(Work required): Write out exactly the lines running from the line that includes "Parse this chart and return its data as JSON." to the end of the data, both ends included, and nothing besides.

(Data provided):
-- begin --
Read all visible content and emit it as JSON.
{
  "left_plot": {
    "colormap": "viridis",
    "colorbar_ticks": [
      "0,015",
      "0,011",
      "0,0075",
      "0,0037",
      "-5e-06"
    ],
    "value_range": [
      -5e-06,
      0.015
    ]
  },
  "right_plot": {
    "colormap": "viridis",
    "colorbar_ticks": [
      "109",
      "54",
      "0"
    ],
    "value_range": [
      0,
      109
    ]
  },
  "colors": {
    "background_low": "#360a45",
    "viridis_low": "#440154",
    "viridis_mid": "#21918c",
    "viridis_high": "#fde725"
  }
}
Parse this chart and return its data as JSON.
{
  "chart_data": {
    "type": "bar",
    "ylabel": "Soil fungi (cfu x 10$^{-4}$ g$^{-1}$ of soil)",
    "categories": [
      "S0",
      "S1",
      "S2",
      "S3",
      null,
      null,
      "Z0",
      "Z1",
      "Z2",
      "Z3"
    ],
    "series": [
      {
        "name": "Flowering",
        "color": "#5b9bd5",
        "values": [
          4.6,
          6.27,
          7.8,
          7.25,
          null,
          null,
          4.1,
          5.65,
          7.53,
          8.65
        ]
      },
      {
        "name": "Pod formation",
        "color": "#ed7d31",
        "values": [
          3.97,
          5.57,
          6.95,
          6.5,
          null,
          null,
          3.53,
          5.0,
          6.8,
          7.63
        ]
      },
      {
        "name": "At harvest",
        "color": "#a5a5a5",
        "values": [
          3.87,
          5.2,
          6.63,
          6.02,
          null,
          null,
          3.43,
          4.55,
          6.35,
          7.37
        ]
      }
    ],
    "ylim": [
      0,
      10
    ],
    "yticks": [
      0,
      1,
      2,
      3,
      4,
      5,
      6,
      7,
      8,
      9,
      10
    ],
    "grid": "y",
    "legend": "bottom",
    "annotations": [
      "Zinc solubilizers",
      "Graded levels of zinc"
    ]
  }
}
-- end --
(Answer to this exercise):
Parse this chart and return its data as JSON.
{
  "chart_data": {
    "type": "bar",
    "ylabel": "Soil fungi (cfu x 10$^{-4}$ g$^{-1}$ of soil)",
    "categories": [
      "S0",
      "S1",
      "S2",
      "S3",
      null,
      null,
      "Z0",
      "Z1",
      "Z2",
      "Z3"
    ],
    "series": [
      {
        "name": "Flowering",
        "color": "#5b9bd5",
        "values": [
          4.6,
          6.27,
          7.8,
          7.25,
          null,
          null,
          4.1,
          5.65,
          7.53,
          8.65
        ]
      },
      {
        "name": "Pod formation",
        "color": "#ed7d31",
        "values": [
          3.97,
          5.57,
          6.95,
          6.5,
          null,
          null,
          3.53,
          5.0,
          6.8,
          7.63
        ]
      },
      {
        "name": "At harvest",
        "color": "#a5a5a5",
        "values": [
          3.87,
          5.2,
          6.63,
          6.02,
          null,
          null,
          3.43,
          4.55,
          6.35,
          7.37
        ]
      }
    ],
    "ylim": [
      0,
      10
    ],
    "yticks": [
      0,
      1,
      2,
      3,
      4,
      5,
      6,
      7,
      8,
      9,
      10
    ],
    "grid": "y",
    "legend": "bottom",
    "annotations": [
      "Zinc solubilizers",
      "Graded levels of zinc"
    ]
  }
}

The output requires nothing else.